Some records
━━━━━━━━━━━━━━━━━━━━━━━━━━━━━━

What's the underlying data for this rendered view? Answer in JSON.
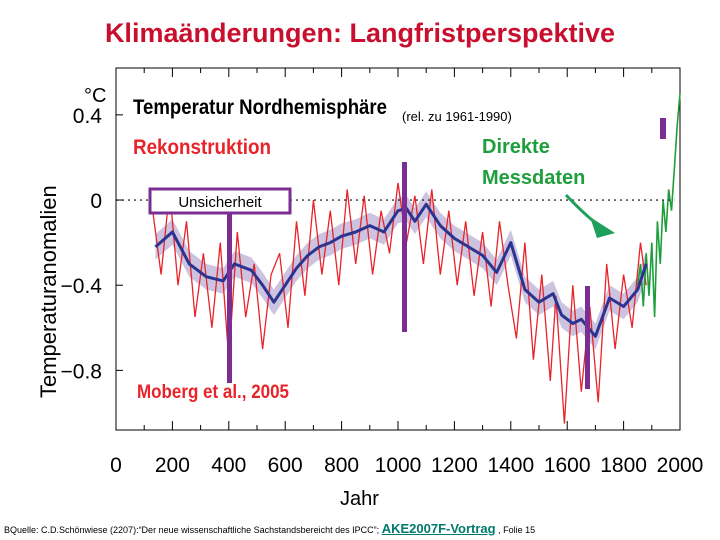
{
  "slide": {
    "title": "Klimaänderungen: Langfristperspektive"
  },
  "chart_data": {
    "type": "line",
    "title": "Temperatur Nordhemisphäre",
    "subtitle": "(rel. zu 1961-1990)",
    "ylabel": "Temperaturanomalien",
    "yunit": "°C",
    "xlabel": "Jahr",
    "xlim": [
      0,
      2000
    ],
    "ylim": [
      -1.08,
      0.62
    ],
    "xticks": [
      0,
      200,
      400,
      600,
      800,
      1000,
      1200,
      1400,
      1600,
      1800,
      2000
    ],
    "yticks": [
      0.4,
      0,
      -0.4,
      -0.8
    ],
    "ytick_labels": [
      "0.4",
      "0",
      "−0.4",
      "−0.8"
    ],
    "annotations": {
      "reconstruction": "Rekonstruktion",
      "measured_line1": "Direkte",
      "measured_line2": "Messdaten",
      "uncertainty": "Unsicherheit",
      "source": "Moberg et al., 2005"
    },
    "colors": {
      "reconstruction": "#e8232a",
      "smoothed": "#2b3590",
      "uncertainty_band": "#c3b8da",
      "measured": "#1f9e3c",
      "marker": "#7b2e91",
      "arrow": "#1fa05a"
    },
    "series": [
      {
        "name": "Rekonstruktion (geglättet)",
        "x": [
          140,
          200,
          260,
          320,
          380,
          420,
          480,
          520,
          560,
          600,
          640,
          680,
          720,
          760,
          800,
          850,
          900,
          950,
          1000,
          1030,
          1060,
          1100,
          1150,
          1200,
          1250,
          1300,
          1350,
          1400,
          1450,
          1500,
          1550,
          1580,
          1620,
          1650,
          1700,
          1750,
          1800,
          1850,
          1880
        ],
        "values": [
          -0.22,
          -0.15,
          -0.3,
          -0.36,
          -0.38,
          -0.3,
          -0.33,
          -0.4,
          -0.48,
          -0.4,
          -0.32,
          -0.26,
          -0.22,
          -0.2,
          -0.17,
          -0.15,
          -0.12,
          -0.15,
          -0.05,
          -0.04,
          -0.1,
          -0.02,
          -0.12,
          -0.18,
          -0.22,
          -0.26,
          -0.34,
          -0.2,
          -0.42,
          -0.48,
          -0.44,
          -0.54,
          -0.58,
          -0.56,
          -0.64,
          -0.46,
          -0.5,
          -0.42,
          -0.3
        ]
      },
      {
        "name": "Rekonstruktion (jährlich)",
        "x": [
          130,
          160,
          190,
          220,
          250,
          280,
          310,
          340,
          370,
          400,
          430,
          460,
          490,
          520,
          550,
          580,
          610,
          640,
          670,
          700,
          730,
          760,
          790,
          820,
          850,
          880,
          910,
          940,
          970,
          1000,
          1030,
          1060,
          1090,
          1120,
          1150,
          1180,
          1210,
          1240,
          1270,
          1300,
          1330,
          1360,
          1390,
          1420,
          1450,
          1480,
          1510,
          1540,
          1560,
          1590,
          1620,
          1650,
          1680,
          1710,
          1740,
          1770,
          1800,
          1830,
          1860,
          1880
        ],
        "values": [
          -0.05,
          -0.35,
          0.05,
          -0.4,
          -0.1,
          -0.55,
          -0.25,
          -0.6,
          -0.2,
          -0.75,
          -0.15,
          -0.55,
          -0.3,
          -0.7,
          -0.35,
          -0.25,
          -0.6,
          -0.1,
          -0.45,
          0.0,
          -0.35,
          -0.05,
          -0.4,
          0.05,
          -0.3,
          0.02,
          -0.35,
          -0.05,
          -0.25,
          0.08,
          -0.2,
          0.02,
          -0.3,
          0.05,
          -0.35,
          -0.05,
          -0.4,
          -0.1,
          -0.45,
          -0.15,
          -0.5,
          -0.1,
          -0.4,
          -0.65,
          -0.2,
          -0.75,
          -0.35,
          -0.85,
          -0.45,
          -1.05,
          -0.4,
          -0.9,
          -0.5,
          -0.95,
          -0.3,
          -0.7,
          -0.35,
          -0.6,
          -0.2,
          -0.4
        ]
      },
      {
        "name": "Direkte Messdaten",
        "x": [
          1850,
          1860,
          1870,
          1880,
          1890,
          1900,
          1910,
          1920,
          1930,
          1940,
          1950,
          1960,
          1970,
          1980,
          1990,
          2000
        ],
        "values": [
          -0.4,
          -0.3,
          -0.5,
          -0.25,
          -0.45,
          -0.2,
          -0.55,
          -0.1,
          -0.3,
          0.0,
          -0.15,
          0.05,
          -0.05,
          0.15,
          0.35,
          0.5
        ]
      }
    ]
  },
  "footer": {
    "source_text": "BQuelle: C.D.Schönwiese (2207):“Der neue wissenschaftliche Sachstandsbereicht des IPCC”;",
    "link_text": "AKE2007F-Vortrag",
    "slide_number": ", Folie 15"
  }
}
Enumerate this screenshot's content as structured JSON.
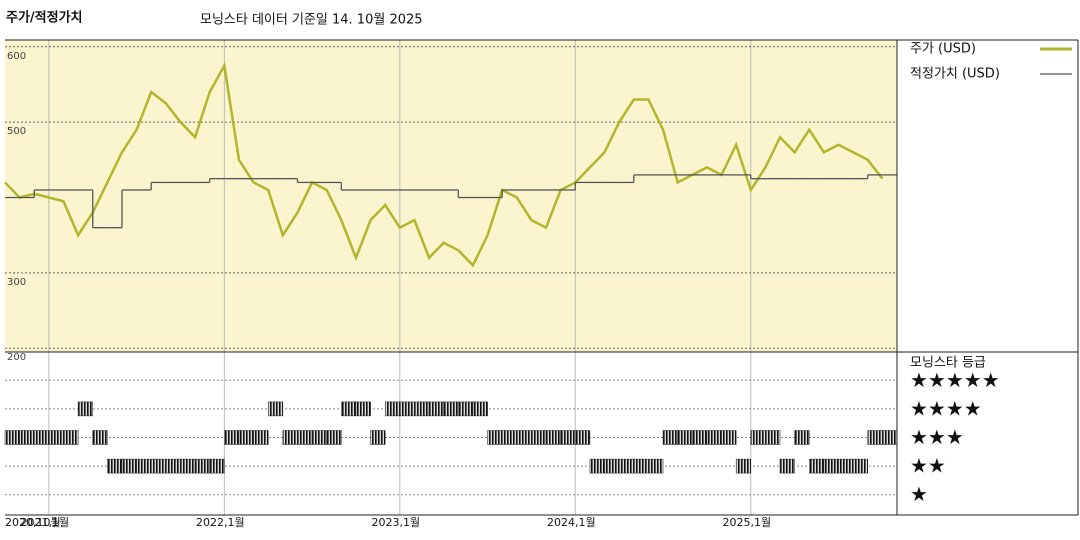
{
  "chart_data": {
    "type": "line",
    "title": "주가/적정가치",
    "subtitle": "모닝스타 데이터 기준일 14. 10월 2025",
    "x": [
      "2020-10",
      "2020-11",
      "2020-12",
      "2021-01",
      "2021-02",
      "2021-03",
      "2021-04",
      "2021-05",
      "2021-06",
      "2021-07",
      "2021-08",
      "2021-09",
      "2021-10",
      "2021-11",
      "2021-12",
      "2022-01",
      "2022-02",
      "2022-03",
      "2022-04",
      "2022-05",
      "2022-06",
      "2022-07",
      "2022-08",
      "2022-09",
      "2022-10",
      "2022-11",
      "2022-12",
      "2023-01",
      "2023-02",
      "2023-03",
      "2023-04",
      "2023-05",
      "2023-06",
      "2023-07",
      "2023-08",
      "2023-09",
      "2023-10",
      "2023-11",
      "2023-12",
      "2024-01",
      "2024-02",
      "2024-03",
      "2024-04",
      "2024-05",
      "2024-06",
      "2024-07",
      "2024-08",
      "2024-09",
      "2024-10",
      "2024-11",
      "2024-12",
      "2025-01",
      "2025-02",
      "2025-03",
      "2025-04",
      "2025-05",
      "2025-06",
      "2025-07",
      "2025-08",
      "2025-09",
      "2025-10"
    ],
    "xlim": [
      "2020-10",
      "2025-11"
    ],
    "xticks": [
      {
        "value": "2020-10",
        "label": "2020,10월"
      },
      {
        "value": "2021-01",
        "label": "2021,1월"
      },
      {
        "value": "2022-01",
        "label": "2022,1월"
      },
      {
        "value": "2023-01",
        "label": "2023,1월"
      },
      {
        "value": "2024-01",
        "label": "2024,1월"
      },
      {
        "value": "2025-01",
        "label": "2025,1월"
      }
    ],
    "ylim": [
      195,
      609
    ],
    "yticks": [
      200,
      300,
      500,
      600
    ],
    "series": [
      {
        "name": "주가 (USD)",
        "color": "#b3b52b",
        "values": [
          420,
          400,
          405,
          400,
          395,
          350,
          380,
          420,
          460,
          490,
          540,
          525,
          500,
          480,
          540,
          575,
          450,
          420,
          410,
          350,
          380,
          420,
          410,
          370,
          320,
          370,
          390,
          360,
          370,
          320,
          340,
          330,
          310,
          350,
          410,
          400,
          370,
          360,
          410,
          420,
          440,
          460,
          500,
          530,
          530,
          490,
          420,
          430,
          440,
          430,
          470,
          410,
          440,
          480,
          460,
          490,
          460,
          470,
          460,
          450,
          425
        ]
      },
      {
        "name": "적정가치 (USD)",
        "color": "#555555",
        "values": [
          400,
          400,
          410,
          410,
          410,
          410,
          360,
          360,
          410,
          410,
          420,
          420,
          420,
          420,
          425,
          425,
          425,
          425,
          425,
          425,
          420,
          420,
          420,
          410,
          410,
          410,
          410,
          410,
          410,
          410,
          410,
          400,
          400,
          400,
          410,
          410,
          410,
          410,
          410,
          420,
          420,
          420,
          420,
          430,
          430,
          430,
          430,
          430,
          430,
          430,
          430,
          425,
          425,
          425,
          425,
          425,
          425,
          425,
          425,
          430,
          430
        ]
      }
    ],
    "ratings": {
      "name": "모닝스타 등급",
      "labels": [
        "★★★★★",
        "★★★★",
        "★★★",
        "★★",
        "★"
      ],
      "values": [
        3,
        3,
        3,
        3,
        3,
        4,
        3,
        2,
        2,
        2,
        2,
        2,
        2,
        2,
        2,
        3,
        3,
        3,
        4,
        3,
        3,
        3,
        3,
        4,
        4,
        3,
        4,
        4,
        4,
        4,
        4,
        4,
        4,
        3,
        3,
        3,
        3,
        3,
        3,
        3,
        2,
        2,
        2,
        2,
        2,
        3,
        3,
        3,
        3,
        3,
        2,
        3,
        3,
        2,
        3,
        2,
        2,
        2,
        2,
        3,
        3
      ]
    }
  }
}
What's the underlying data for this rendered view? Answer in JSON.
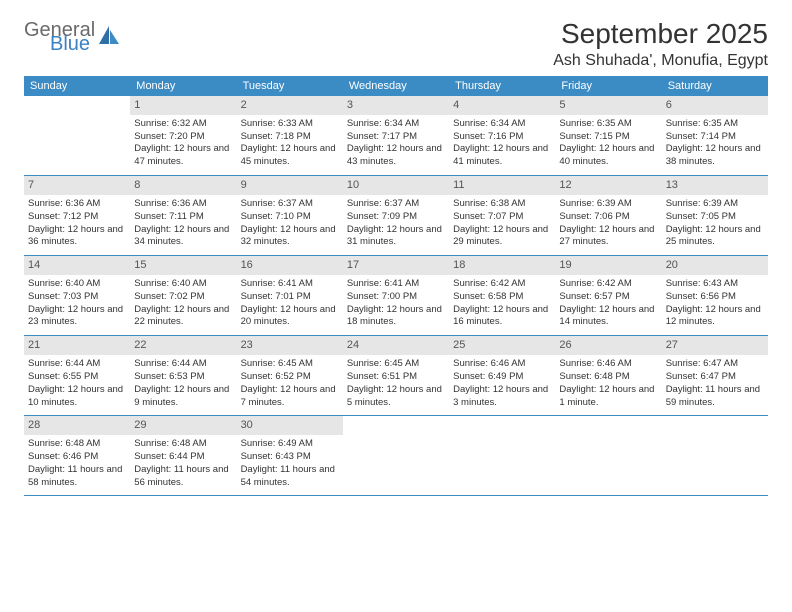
{
  "brand": {
    "part1": "General",
    "part2": "Blue"
  },
  "title": "September 2025",
  "location": "Ash Shuhada', Monufia, Egypt",
  "weekdays": [
    "Sunday",
    "Monday",
    "Tuesday",
    "Wednesday",
    "Thursday",
    "Friday",
    "Saturday"
  ],
  "colors": {
    "header_bg": "#3b8bc4",
    "daynum_bg": "#e6e6e6",
    "text": "#333333",
    "logo_gray": "#6a6a6a",
    "logo_blue": "#3b82c4"
  },
  "weeks": [
    [
      {
        "n": "",
        "sr": "",
        "ss": "",
        "dl": ""
      },
      {
        "n": "1",
        "sr": "Sunrise: 6:32 AM",
        "ss": "Sunset: 7:20 PM",
        "dl": "Daylight: 12 hours and 47 minutes."
      },
      {
        "n": "2",
        "sr": "Sunrise: 6:33 AM",
        "ss": "Sunset: 7:18 PM",
        "dl": "Daylight: 12 hours and 45 minutes."
      },
      {
        "n": "3",
        "sr": "Sunrise: 6:34 AM",
        "ss": "Sunset: 7:17 PM",
        "dl": "Daylight: 12 hours and 43 minutes."
      },
      {
        "n": "4",
        "sr": "Sunrise: 6:34 AM",
        "ss": "Sunset: 7:16 PM",
        "dl": "Daylight: 12 hours and 41 minutes."
      },
      {
        "n": "5",
        "sr": "Sunrise: 6:35 AM",
        "ss": "Sunset: 7:15 PM",
        "dl": "Daylight: 12 hours and 40 minutes."
      },
      {
        "n": "6",
        "sr": "Sunrise: 6:35 AM",
        "ss": "Sunset: 7:14 PM",
        "dl": "Daylight: 12 hours and 38 minutes."
      }
    ],
    [
      {
        "n": "7",
        "sr": "Sunrise: 6:36 AM",
        "ss": "Sunset: 7:12 PM",
        "dl": "Daylight: 12 hours and 36 minutes."
      },
      {
        "n": "8",
        "sr": "Sunrise: 6:36 AM",
        "ss": "Sunset: 7:11 PM",
        "dl": "Daylight: 12 hours and 34 minutes."
      },
      {
        "n": "9",
        "sr": "Sunrise: 6:37 AM",
        "ss": "Sunset: 7:10 PM",
        "dl": "Daylight: 12 hours and 32 minutes."
      },
      {
        "n": "10",
        "sr": "Sunrise: 6:37 AM",
        "ss": "Sunset: 7:09 PM",
        "dl": "Daylight: 12 hours and 31 minutes."
      },
      {
        "n": "11",
        "sr": "Sunrise: 6:38 AM",
        "ss": "Sunset: 7:07 PM",
        "dl": "Daylight: 12 hours and 29 minutes."
      },
      {
        "n": "12",
        "sr": "Sunrise: 6:39 AM",
        "ss": "Sunset: 7:06 PM",
        "dl": "Daylight: 12 hours and 27 minutes."
      },
      {
        "n": "13",
        "sr": "Sunrise: 6:39 AM",
        "ss": "Sunset: 7:05 PM",
        "dl": "Daylight: 12 hours and 25 minutes."
      }
    ],
    [
      {
        "n": "14",
        "sr": "Sunrise: 6:40 AM",
        "ss": "Sunset: 7:03 PM",
        "dl": "Daylight: 12 hours and 23 minutes."
      },
      {
        "n": "15",
        "sr": "Sunrise: 6:40 AM",
        "ss": "Sunset: 7:02 PM",
        "dl": "Daylight: 12 hours and 22 minutes."
      },
      {
        "n": "16",
        "sr": "Sunrise: 6:41 AM",
        "ss": "Sunset: 7:01 PM",
        "dl": "Daylight: 12 hours and 20 minutes."
      },
      {
        "n": "17",
        "sr": "Sunrise: 6:41 AM",
        "ss": "Sunset: 7:00 PM",
        "dl": "Daylight: 12 hours and 18 minutes."
      },
      {
        "n": "18",
        "sr": "Sunrise: 6:42 AM",
        "ss": "Sunset: 6:58 PM",
        "dl": "Daylight: 12 hours and 16 minutes."
      },
      {
        "n": "19",
        "sr": "Sunrise: 6:42 AM",
        "ss": "Sunset: 6:57 PM",
        "dl": "Daylight: 12 hours and 14 minutes."
      },
      {
        "n": "20",
        "sr": "Sunrise: 6:43 AM",
        "ss": "Sunset: 6:56 PM",
        "dl": "Daylight: 12 hours and 12 minutes."
      }
    ],
    [
      {
        "n": "21",
        "sr": "Sunrise: 6:44 AM",
        "ss": "Sunset: 6:55 PM",
        "dl": "Daylight: 12 hours and 10 minutes."
      },
      {
        "n": "22",
        "sr": "Sunrise: 6:44 AM",
        "ss": "Sunset: 6:53 PM",
        "dl": "Daylight: 12 hours and 9 minutes."
      },
      {
        "n": "23",
        "sr": "Sunrise: 6:45 AM",
        "ss": "Sunset: 6:52 PM",
        "dl": "Daylight: 12 hours and 7 minutes."
      },
      {
        "n": "24",
        "sr": "Sunrise: 6:45 AM",
        "ss": "Sunset: 6:51 PM",
        "dl": "Daylight: 12 hours and 5 minutes."
      },
      {
        "n": "25",
        "sr": "Sunrise: 6:46 AM",
        "ss": "Sunset: 6:49 PM",
        "dl": "Daylight: 12 hours and 3 minutes."
      },
      {
        "n": "26",
        "sr": "Sunrise: 6:46 AM",
        "ss": "Sunset: 6:48 PM",
        "dl": "Daylight: 12 hours and 1 minute."
      },
      {
        "n": "27",
        "sr": "Sunrise: 6:47 AM",
        "ss": "Sunset: 6:47 PM",
        "dl": "Daylight: 11 hours and 59 minutes."
      }
    ],
    [
      {
        "n": "28",
        "sr": "Sunrise: 6:48 AM",
        "ss": "Sunset: 6:46 PM",
        "dl": "Daylight: 11 hours and 58 minutes."
      },
      {
        "n": "29",
        "sr": "Sunrise: 6:48 AM",
        "ss": "Sunset: 6:44 PM",
        "dl": "Daylight: 11 hours and 56 minutes."
      },
      {
        "n": "30",
        "sr": "Sunrise: 6:49 AM",
        "ss": "Sunset: 6:43 PM",
        "dl": "Daylight: 11 hours and 54 minutes."
      },
      {
        "n": "",
        "sr": "",
        "ss": "",
        "dl": ""
      },
      {
        "n": "",
        "sr": "",
        "ss": "",
        "dl": ""
      },
      {
        "n": "",
        "sr": "",
        "ss": "",
        "dl": ""
      },
      {
        "n": "",
        "sr": "",
        "ss": "",
        "dl": ""
      }
    ]
  ]
}
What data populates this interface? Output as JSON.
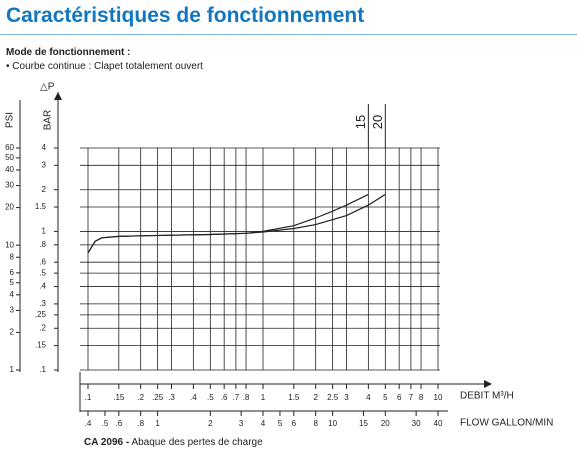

━━━━━━━━━━━━━━━━━━━━━━━━━━━━━━

Using the entries above, return each line that includes the word "JSON".

What's the underlying data for this rendered view? Answer in JSON.
Enumerate this screenshot's content as structured JSON.
What's the underlying data for this rendered view? Answer in JSON.
What data populates this interface? Output as JSON.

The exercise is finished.